Set task: Repeat every line of the listing below exactly, minus the pictures.

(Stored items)
— Begin —

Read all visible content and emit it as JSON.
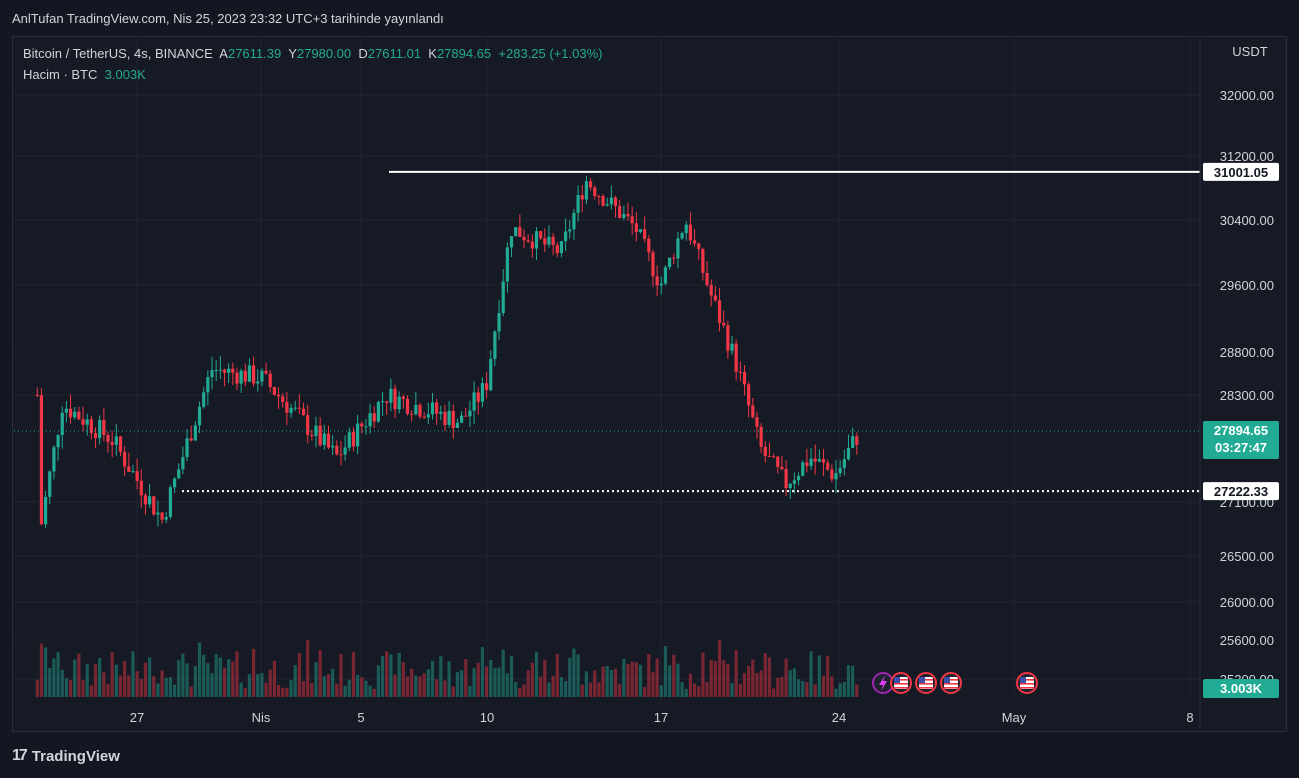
{
  "header": {
    "published": "AnlTufan TradingView.com, Nis 25, 2023 23:32 UTC+3 tarihinde yayınlandı"
  },
  "legend": {
    "symbol": "Bitcoin / TetherUS, 4s, BINANCE",
    "open_label": "A",
    "open": "27611.39",
    "high_label": "Y",
    "high": "27980.00",
    "low_label": "D",
    "low": "27611.01",
    "close_label": "K",
    "close": "27894.65",
    "change": "+283.25 (+1.03%)",
    "volume_label": "Hacim · BTC",
    "volume": "3.003K"
  },
  "footer": {
    "brand": "TradingView",
    "logo": "17"
  },
  "colors": {
    "up": "#22ab94",
    "down": "#f23645",
    "bg": "#161a25",
    "grid": "#1f2430",
    "line": "#ffffff"
  },
  "icons": [
    "lightning-icon",
    "us-flag-icon",
    "us-flag-icon",
    "us-flag-icon",
    "us-flag-icon"
  ],
  "chart_data": {
    "type": "candlestick",
    "currency_label": "USDT",
    "y_ticks": [
      "32000.00",
      "31200.00",
      "30400.00",
      "29600.00",
      "28800.00",
      "28300.00",
      "27100.00",
      "26500.00",
      "26000.00",
      "25600.00",
      "25200.00"
    ],
    "x_ticks": [
      "27",
      "Nis",
      "5",
      "10",
      "17",
      "24",
      "May",
      "8"
    ],
    "hlines": [
      {
        "value": 31001.05,
        "label": "31001.05",
        "style": "solid"
      },
      {
        "value": 27222.33,
        "label": "27222.33",
        "style": "dotted"
      }
    ],
    "last_price": "27894.65",
    "countdown": "03:27:47",
    "last_volume": "3.003K",
    "key_points": [
      {
        "date": "2023-03-23",
        "price": 28300
      },
      {
        "date": "2023-03-23",
        "price": 26600
      },
      {
        "date": "2023-03-24",
        "price": 28200
      },
      {
        "date": "2023-03-26",
        "price": 27800
      },
      {
        "date": "2023-03-28",
        "price": 26900
      },
      {
        "date": "2023-03-30",
        "price": 28600
      },
      {
        "date": "2023-04-01",
        "price": 28500
      },
      {
        "date": "2023-04-04",
        "price": 27600
      },
      {
        "date": "2023-04-06",
        "price": 28300
      },
      {
        "date": "2023-04-09",
        "price": 28000
      },
      {
        "date": "2023-04-10",
        "price": 28400
      },
      {
        "date": "2023-04-11",
        "price": 30300
      },
      {
        "date": "2023-04-13",
        "price": 30000
      },
      {
        "date": "2023-04-14",
        "price": 30900
      },
      {
        "date": "2023-04-16",
        "price": 30300
      },
      {
        "date": "2023-04-17",
        "price": 29600
      },
      {
        "date": "2023-04-18",
        "price": 30400
      },
      {
        "date": "2023-04-19",
        "price": 29500
      },
      {
        "date": "2023-04-20",
        "price": 28700
      },
      {
        "date": "2023-04-21",
        "price": 27700
      },
      {
        "date": "2023-04-22",
        "price": 27300
      },
      {
        "date": "2023-04-23",
        "price": 27600
      },
      {
        "date": "2023-04-24",
        "price": 27400
      },
      {
        "date": "2023-04-25",
        "price": 27894.65
      }
    ]
  }
}
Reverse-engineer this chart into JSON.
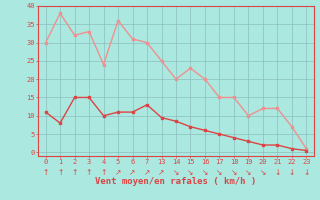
{
  "x_indices": [
    0,
    1,
    2,
    3,
    4,
    5,
    6,
    7,
    8,
    9,
    10,
    11,
    12,
    13,
    14,
    15,
    16,
    17,
    18
  ],
  "x_labels": [
    "0",
    "1",
    "2",
    "3",
    "4",
    "5",
    "6",
    "7",
    "13",
    "14",
    "15",
    "16",
    "17",
    "18",
    "19",
    "20",
    "21",
    "22",
    "23"
  ],
  "mean_values": [
    11,
    8,
    15,
    15,
    10,
    11,
    11,
    13,
    9.5,
    8.5,
    7,
    6,
    5,
    4,
    3,
    2,
    2,
    1,
    0.5
  ],
  "gust_values": [
    30,
    38,
    32,
    33,
    24,
    36,
    31,
    30,
    25,
    20,
    23,
    20,
    15,
    15,
    10,
    12,
    12,
    7,
    1
  ],
  "ylabel_ticks": [
    0,
    5,
    10,
    15,
    20,
    25,
    30,
    35,
    40
  ],
  "ylim": [
    -1,
    40
  ],
  "xlim": [
    -0.5,
    18.5
  ],
  "mean_color": "#dd4444",
  "gust_color": "#f09090",
  "bg_color": "#aae8e0",
  "grid_color": "#88bbbb",
  "xlabel": "Vent moyen/en rafales ( km/h )"
}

— End —

Response below:
Read all visible content and emit it as JSON.
{
  "header": {
    "published": "AnlTufan TradingView.com, Nis 25, 2023 23:32 UTC+3 tarihinde yayınlandı"
  },
  "legend": {
    "symbol": "Bitcoin / TetherUS, 4s, BINANCE",
    "open_label": "A",
    "open": "27611.39",
    "high_label": "Y",
    "high": "27980.00",
    "low_label": "D",
    "low": "27611.01",
    "close_label": "K",
    "close": "27894.65",
    "change": "+283.25 (+1.03%)",
    "volume_label": "Hacim · BTC",
    "volume": "3.003K"
  },
  "footer": {
    "brand": "TradingView",
    "logo": "17"
  },
  "colors": {
    "up": "#22ab94",
    "down": "#f23645",
    "bg": "#161a25",
    "grid": "#1f2430",
    "line": "#ffffff"
  },
  "icons": [
    "lightning-icon",
    "us-flag-icon",
    "us-flag-icon",
    "us-flag-icon",
    "us-flag-icon"
  ],
  "chart_data": {
    "type": "candlestick",
    "currency_label": "USDT",
    "y_ticks": [
      "32000.00",
      "31200.00",
      "30400.00",
      "29600.00",
      "28800.00",
      "28300.00",
      "27100.00",
      "26500.00",
      "26000.00",
      "25600.00",
      "25200.00"
    ],
    "x_ticks": [
      "27",
      "Nis",
      "5",
      "10",
      "17",
      "24",
      "May",
      "8"
    ],
    "hlines": [
      {
        "value": 31001.05,
        "label": "31001.05",
        "style": "solid"
      },
      {
        "value": 27222.33,
        "label": "27222.33",
        "style": "dotted"
      }
    ],
    "last_price": "27894.65",
    "countdown": "03:27:47",
    "last_volume": "3.003K",
    "key_points": [
      {
        "date": "2023-03-23",
        "price": 28300
      },
      {
        "date": "2023-03-23",
        "price": 26600
      },
      {
        "date": "2023-03-24",
        "price": 28200
      },
      {
        "date": "2023-03-26",
        "price": 27800
      },
      {
        "date": "2023-03-28",
        "price": 26900
      },
      {
        "date": "2023-03-30",
        "price": 28600
      },
      {
        "date": "2023-04-01",
        "price": 28500
      },
      {
        "date": "2023-04-04",
        "price": 27600
      },
      {
        "date": "2023-04-06",
        "price": 28300
      },
      {
        "date": "2023-04-09",
        "price": 28000
      },
      {
        "date": "2023-04-10",
        "price": 28400
      },
      {
        "date": "2023-04-11",
        "price": 30300
      },
      {
        "date": "2023-04-13",
        "price": 30000
      },
      {
        "date": "2023-04-14",
        "price": 30900
      },
      {
        "date": "2023-04-16",
        "price": 30300
      },
      {
        "date": "2023-04-17",
        "price": 29600
      },
      {
        "date": "2023-04-18",
        "price": 30400
      },
      {
        "date": "2023-04-19",
        "price": 29500
      },
      {
        "date": "2023-04-20",
        "price": 28700
      },
      {
        "date": "2023-04-21",
        "price": 27700
      },
      {
        "date": "2023-04-22",
        "price": 27300
      },
      {
        "date": "2023-04-23",
        "price": 27600
      },
      {
        "date": "2023-04-24",
        "price": 27400
      },
      {
        "date": "2023-04-25",
        "price": 27894.65
      }
    ]
  }
}
Reverse-engineer this chart into JSON.
{
  "x_indices": [
    0,
    1,
    2,
    3,
    4,
    5,
    6,
    7,
    8,
    9,
    10,
    11,
    12,
    13,
    14,
    15,
    16,
    17,
    18
  ],
  "x_labels": [
    "0",
    "1",
    "2",
    "3",
    "4",
    "5",
    "6",
    "7",
    "13",
    "14",
    "15",
    "16",
    "17",
    "18",
    "19",
    "20",
    "21",
    "22",
    "23"
  ],
  "mean_values": [
    11,
    8,
    15,
    15,
    10,
    11,
    11,
    13,
    9.5,
    8.5,
    7,
    6,
    5,
    4,
    3,
    2,
    2,
    1,
    0.5
  ],
  "gust_values": [
    30,
    38,
    32,
    33,
    24,
    36,
    31,
    30,
    25,
    20,
    23,
    20,
    15,
    15,
    10,
    12,
    12,
    7,
    1
  ],
  "ylabel_ticks": [
    0,
    5,
    10,
    15,
    20,
    25,
    30,
    35,
    40
  ],
  "ylim": [
    -1,
    40
  ],
  "xlim": [
    -0.5,
    18.5
  ],
  "mean_color": "#dd4444",
  "gust_color": "#f09090",
  "bg_color": "#aae8e0",
  "grid_color": "#88bbbb",
  "xlabel": "Vent moyen/en rafales ( km/h )"
}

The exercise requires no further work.